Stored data
....
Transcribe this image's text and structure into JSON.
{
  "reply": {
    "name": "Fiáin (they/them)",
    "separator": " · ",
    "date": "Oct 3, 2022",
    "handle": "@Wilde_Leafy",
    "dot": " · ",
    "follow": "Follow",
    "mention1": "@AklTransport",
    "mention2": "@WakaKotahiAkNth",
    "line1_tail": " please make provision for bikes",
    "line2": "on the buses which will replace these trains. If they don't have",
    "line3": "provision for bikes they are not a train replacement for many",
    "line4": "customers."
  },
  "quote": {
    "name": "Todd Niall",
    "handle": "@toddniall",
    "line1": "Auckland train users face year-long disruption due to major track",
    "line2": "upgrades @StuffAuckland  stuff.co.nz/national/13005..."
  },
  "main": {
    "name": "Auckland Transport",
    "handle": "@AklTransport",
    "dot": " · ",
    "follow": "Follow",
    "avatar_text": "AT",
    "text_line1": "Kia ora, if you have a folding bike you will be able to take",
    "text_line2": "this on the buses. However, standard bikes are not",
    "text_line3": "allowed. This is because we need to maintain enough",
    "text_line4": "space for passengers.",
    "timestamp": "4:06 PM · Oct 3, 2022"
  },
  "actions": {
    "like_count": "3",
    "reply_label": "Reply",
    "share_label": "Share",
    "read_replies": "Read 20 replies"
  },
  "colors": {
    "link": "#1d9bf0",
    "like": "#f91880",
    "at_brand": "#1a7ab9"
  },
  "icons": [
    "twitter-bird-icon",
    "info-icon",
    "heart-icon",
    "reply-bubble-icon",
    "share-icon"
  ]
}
....
▶ [EXERCISE REQUIREMENTS]
From the records above, extract every line exactly as it stands.

▶ [OUTPUT FOR THIS EXERCISE]
Transcribe this image's text and structure into JSON.
{
  "reply": {
    "name": "Fiáin (they/them)",
    "separator": " · ",
    "date": "Oct 3, 2022",
    "handle": "@Wilde_Leafy",
    "dot": " · ",
    "follow": "Follow",
    "mention1": "@AklTransport",
    "mention2": "@WakaKotahiAkNth",
    "line1_tail": " please make provision for bikes",
    "line2": "on the buses which will replace these trains. If they don't have",
    "line3": "provision for bikes they are not a train replacement for many",
    "line4": "customers."
  },
  "quote": {
    "name": "Todd Niall",
    "handle": "@toddniall",
    "line1": "Auckland train users face year-long disruption due to major track",
    "line2": "upgrades @StuffAuckland  stuff.co.nz/national/13005..."
  },
  "main": {
    "name": "Auckland Transport",
    "handle": "@AklTransport",
    "dot": " · ",
    "follow": "Follow",
    "avatar_text": "AT",
    "text_line1": "Kia ora, if you have a folding bike you will be able to take",
    "text_line2": "this on the buses. However, standard bikes are not",
    "text_line3": "allowed. This is because we need to maintain enough",
    "text_line4": "space for passengers.",
    "timestamp": "4:06 PM · Oct 3, 2022"
  },
  "actions": {
    "like_count": "3",
    "reply_label": "Reply",
    "share_label": "Share",
    "read_replies": "Read 20 replies"
  },
  "colors": {
    "link": "#1d9bf0",
    "like": "#f91880",
    "at_brand": "#1a7ab9"
  },
  "icons": [
    "twitter-bird-icon",
    "info-icon",
    "heart-icon",
    "reply-bubble-icon",
    "share-icon"
  ]
}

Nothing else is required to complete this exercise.